--- SUPPLIED RECORDS ---

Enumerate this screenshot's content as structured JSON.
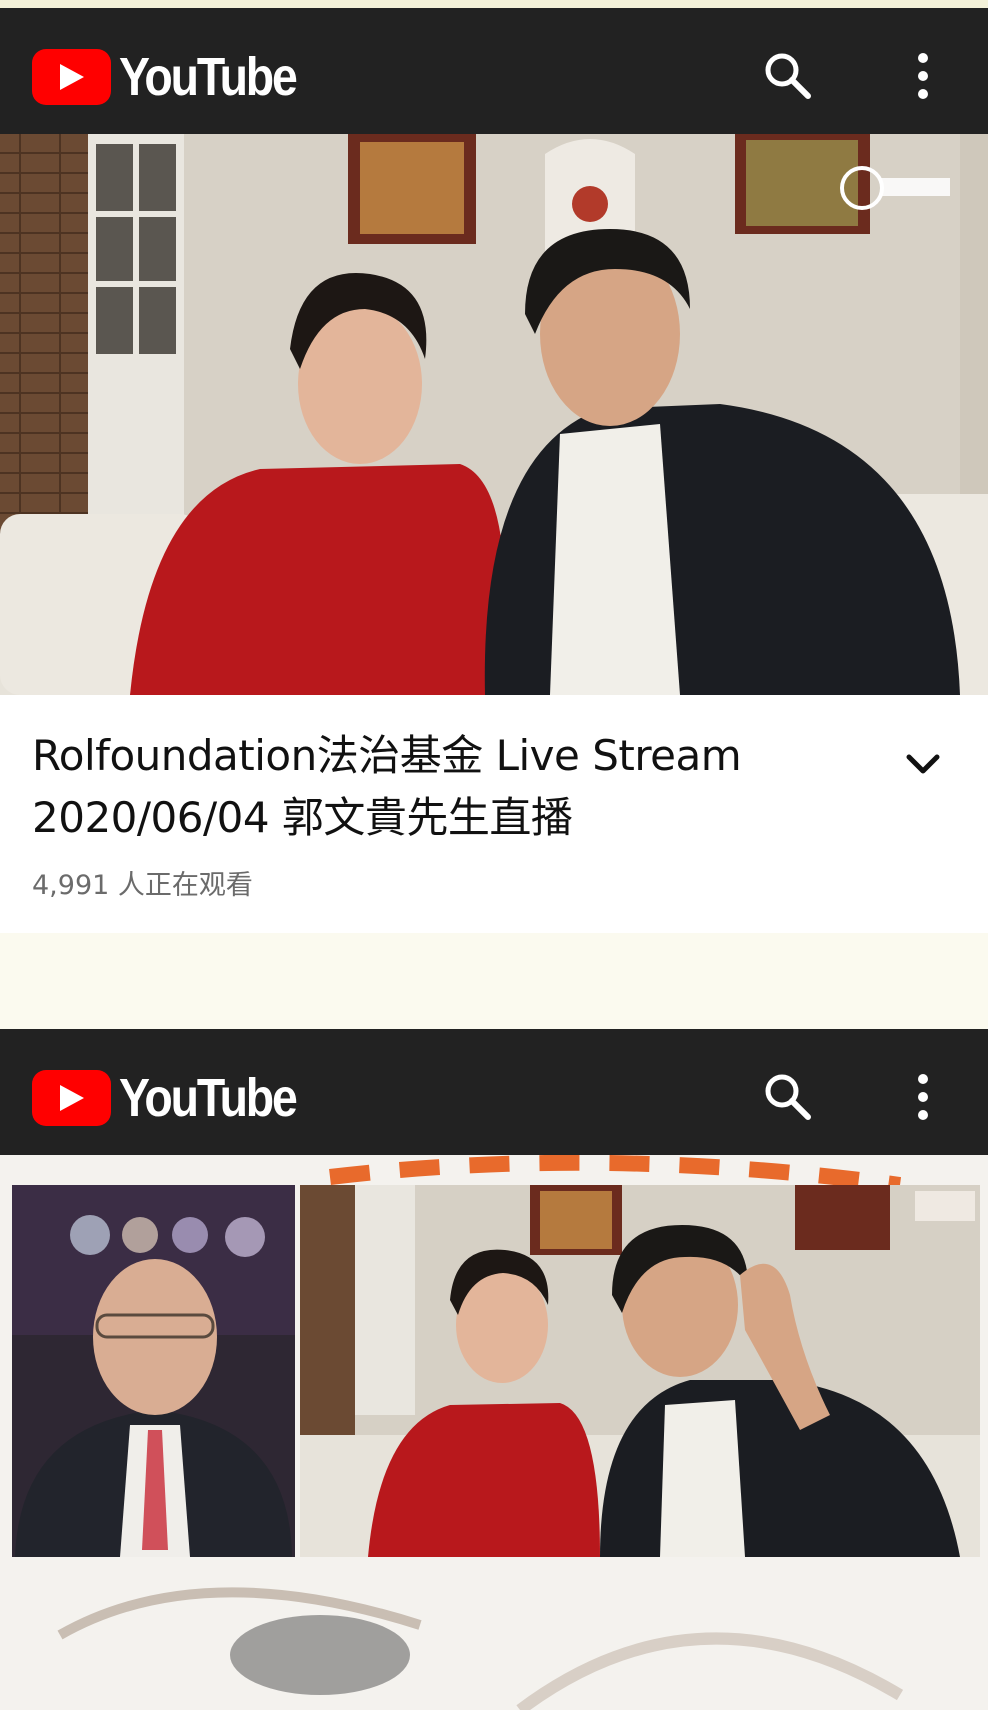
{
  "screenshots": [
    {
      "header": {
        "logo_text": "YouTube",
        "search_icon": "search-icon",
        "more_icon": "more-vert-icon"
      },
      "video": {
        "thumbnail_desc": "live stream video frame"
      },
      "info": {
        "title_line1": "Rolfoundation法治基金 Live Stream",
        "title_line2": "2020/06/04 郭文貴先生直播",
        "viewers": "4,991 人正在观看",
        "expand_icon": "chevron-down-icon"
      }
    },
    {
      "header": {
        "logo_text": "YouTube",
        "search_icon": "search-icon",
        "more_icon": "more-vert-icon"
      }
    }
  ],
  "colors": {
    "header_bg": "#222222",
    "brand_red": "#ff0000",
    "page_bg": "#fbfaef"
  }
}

---
--- SUPPLIED RECORDS ---

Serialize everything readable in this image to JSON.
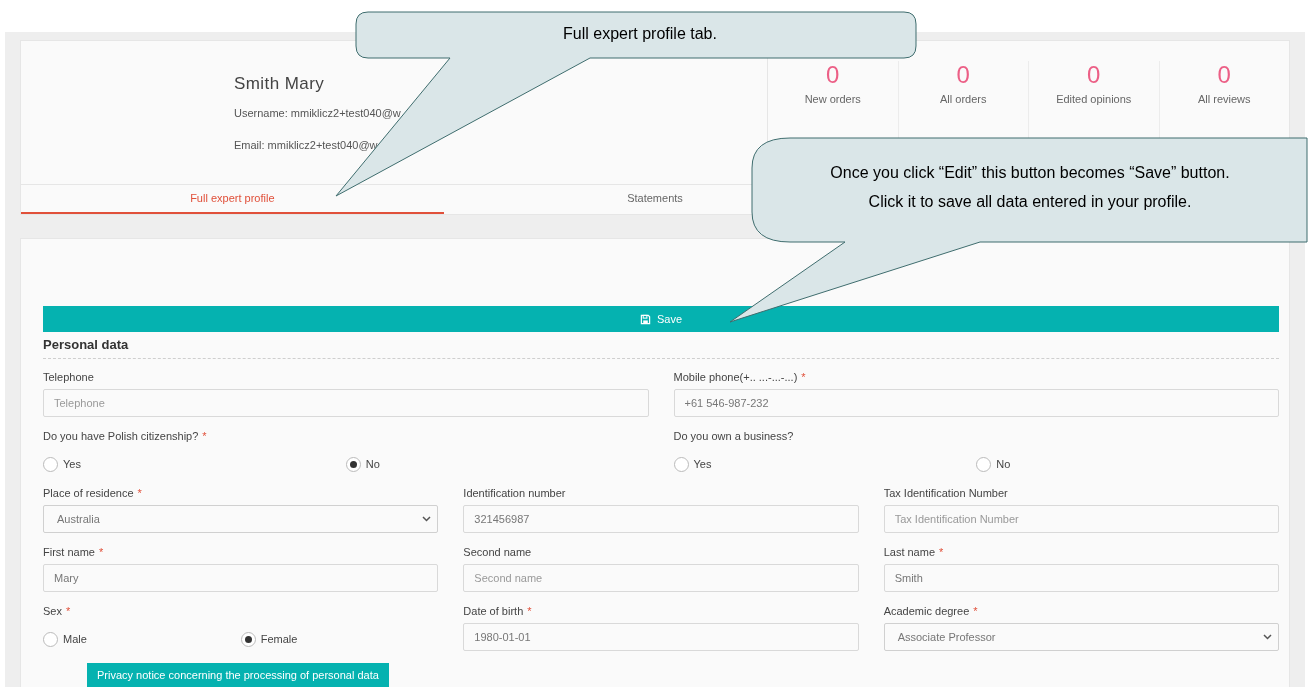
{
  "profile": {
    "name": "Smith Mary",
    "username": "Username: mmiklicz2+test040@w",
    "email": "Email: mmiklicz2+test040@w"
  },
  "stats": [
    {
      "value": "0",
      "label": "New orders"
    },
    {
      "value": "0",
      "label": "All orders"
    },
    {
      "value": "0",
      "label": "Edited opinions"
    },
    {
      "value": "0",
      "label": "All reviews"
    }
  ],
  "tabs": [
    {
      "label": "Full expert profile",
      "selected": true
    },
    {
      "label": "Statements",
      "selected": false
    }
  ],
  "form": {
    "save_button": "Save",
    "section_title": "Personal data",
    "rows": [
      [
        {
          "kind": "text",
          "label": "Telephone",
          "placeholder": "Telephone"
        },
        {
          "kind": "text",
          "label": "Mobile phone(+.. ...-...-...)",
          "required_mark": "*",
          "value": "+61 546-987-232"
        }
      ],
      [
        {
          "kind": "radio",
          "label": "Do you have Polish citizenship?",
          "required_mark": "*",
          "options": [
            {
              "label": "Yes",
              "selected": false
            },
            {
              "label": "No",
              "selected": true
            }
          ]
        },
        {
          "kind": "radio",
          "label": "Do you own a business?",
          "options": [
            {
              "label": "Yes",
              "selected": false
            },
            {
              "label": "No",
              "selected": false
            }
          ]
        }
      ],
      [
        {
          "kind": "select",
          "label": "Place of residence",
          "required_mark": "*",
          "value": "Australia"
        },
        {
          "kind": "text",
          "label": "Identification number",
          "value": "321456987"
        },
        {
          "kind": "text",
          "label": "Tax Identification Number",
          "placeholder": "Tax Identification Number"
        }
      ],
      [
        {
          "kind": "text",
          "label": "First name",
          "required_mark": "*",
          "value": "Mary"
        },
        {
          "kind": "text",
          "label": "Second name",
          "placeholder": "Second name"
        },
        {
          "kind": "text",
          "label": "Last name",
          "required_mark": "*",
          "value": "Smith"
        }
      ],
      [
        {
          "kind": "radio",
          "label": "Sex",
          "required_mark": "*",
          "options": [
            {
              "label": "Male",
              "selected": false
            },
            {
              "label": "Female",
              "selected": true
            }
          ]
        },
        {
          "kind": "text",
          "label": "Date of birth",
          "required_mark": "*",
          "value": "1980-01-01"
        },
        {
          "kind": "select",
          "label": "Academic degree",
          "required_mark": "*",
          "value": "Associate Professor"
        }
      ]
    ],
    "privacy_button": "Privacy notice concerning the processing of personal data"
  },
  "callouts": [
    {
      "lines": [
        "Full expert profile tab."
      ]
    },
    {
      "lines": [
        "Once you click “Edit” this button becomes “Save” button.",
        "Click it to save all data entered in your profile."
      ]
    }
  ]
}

---
--- SUPPLIED RECORDS ---

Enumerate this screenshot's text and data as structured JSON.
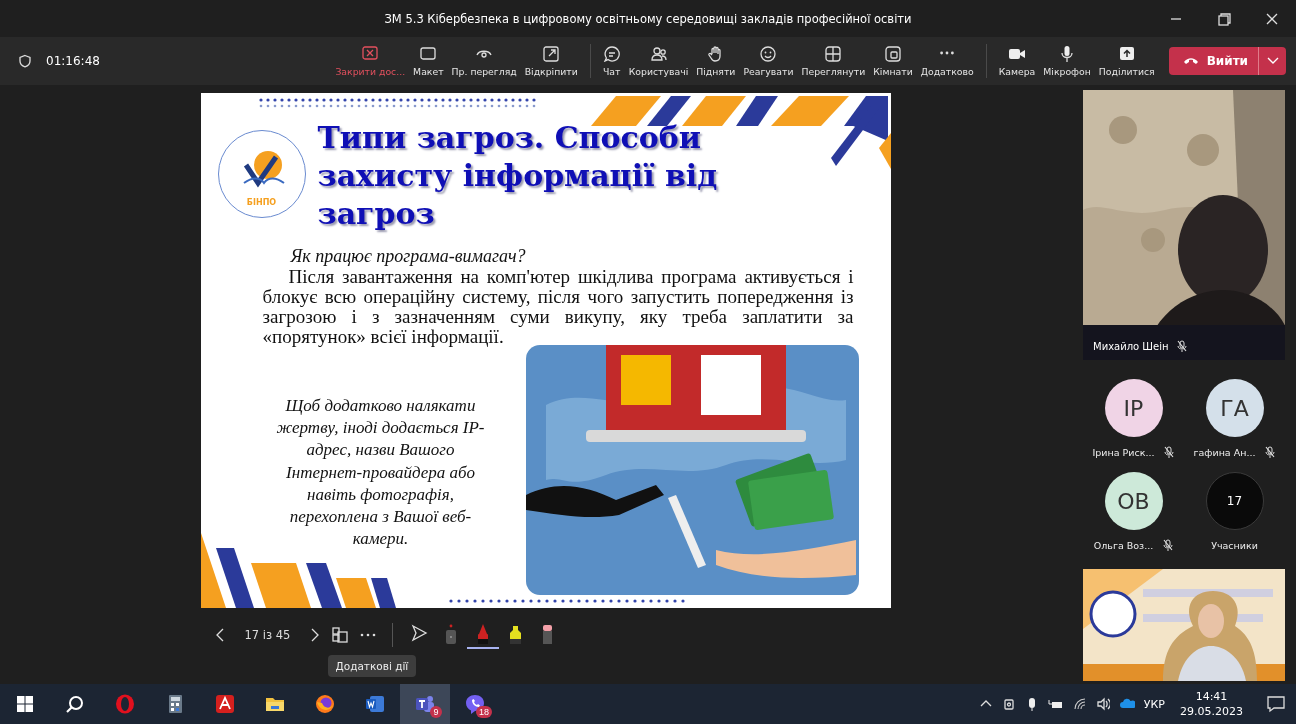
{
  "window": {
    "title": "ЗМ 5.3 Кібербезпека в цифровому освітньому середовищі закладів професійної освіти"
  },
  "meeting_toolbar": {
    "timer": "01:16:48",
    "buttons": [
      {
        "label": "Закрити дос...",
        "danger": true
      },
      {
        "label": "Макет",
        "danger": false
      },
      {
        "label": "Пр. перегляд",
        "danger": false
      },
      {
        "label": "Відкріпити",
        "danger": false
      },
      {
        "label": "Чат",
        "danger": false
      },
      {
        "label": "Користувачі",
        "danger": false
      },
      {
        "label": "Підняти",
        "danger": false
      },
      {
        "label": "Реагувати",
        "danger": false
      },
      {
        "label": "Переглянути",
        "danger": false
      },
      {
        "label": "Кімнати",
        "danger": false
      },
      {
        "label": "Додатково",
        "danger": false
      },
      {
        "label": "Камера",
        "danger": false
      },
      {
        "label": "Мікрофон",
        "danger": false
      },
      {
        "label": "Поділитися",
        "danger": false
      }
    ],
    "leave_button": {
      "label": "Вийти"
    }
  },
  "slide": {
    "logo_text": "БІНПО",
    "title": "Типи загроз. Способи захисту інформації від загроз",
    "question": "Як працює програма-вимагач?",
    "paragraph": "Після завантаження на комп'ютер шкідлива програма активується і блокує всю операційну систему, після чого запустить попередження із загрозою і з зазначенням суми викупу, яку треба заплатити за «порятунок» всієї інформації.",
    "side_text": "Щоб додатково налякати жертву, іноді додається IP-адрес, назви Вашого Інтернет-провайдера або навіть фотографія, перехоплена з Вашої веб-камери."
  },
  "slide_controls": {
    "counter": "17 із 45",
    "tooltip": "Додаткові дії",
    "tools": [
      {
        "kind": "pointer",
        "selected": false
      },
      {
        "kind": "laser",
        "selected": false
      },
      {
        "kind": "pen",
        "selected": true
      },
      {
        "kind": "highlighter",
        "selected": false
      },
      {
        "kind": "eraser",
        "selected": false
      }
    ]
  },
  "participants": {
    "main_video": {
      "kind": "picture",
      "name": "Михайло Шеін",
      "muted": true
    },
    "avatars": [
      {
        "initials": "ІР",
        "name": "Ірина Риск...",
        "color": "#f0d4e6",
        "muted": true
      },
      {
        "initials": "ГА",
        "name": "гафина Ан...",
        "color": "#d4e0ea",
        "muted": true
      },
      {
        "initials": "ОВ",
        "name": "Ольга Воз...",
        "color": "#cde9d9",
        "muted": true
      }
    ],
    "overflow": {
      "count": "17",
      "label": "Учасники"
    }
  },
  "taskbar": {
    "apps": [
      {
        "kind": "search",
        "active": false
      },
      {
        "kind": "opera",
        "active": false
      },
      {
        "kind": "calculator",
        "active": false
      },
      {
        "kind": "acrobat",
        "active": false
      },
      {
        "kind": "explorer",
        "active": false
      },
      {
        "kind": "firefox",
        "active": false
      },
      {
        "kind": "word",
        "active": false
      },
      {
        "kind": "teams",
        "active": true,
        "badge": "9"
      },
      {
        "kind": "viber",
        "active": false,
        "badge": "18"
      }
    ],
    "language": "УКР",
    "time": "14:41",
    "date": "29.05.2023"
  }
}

---

- WHAT YOU HAVE TO DO: Go through the data and count each line that has the word "Telephone", then give the total alone.

- TASK ANSWER: 2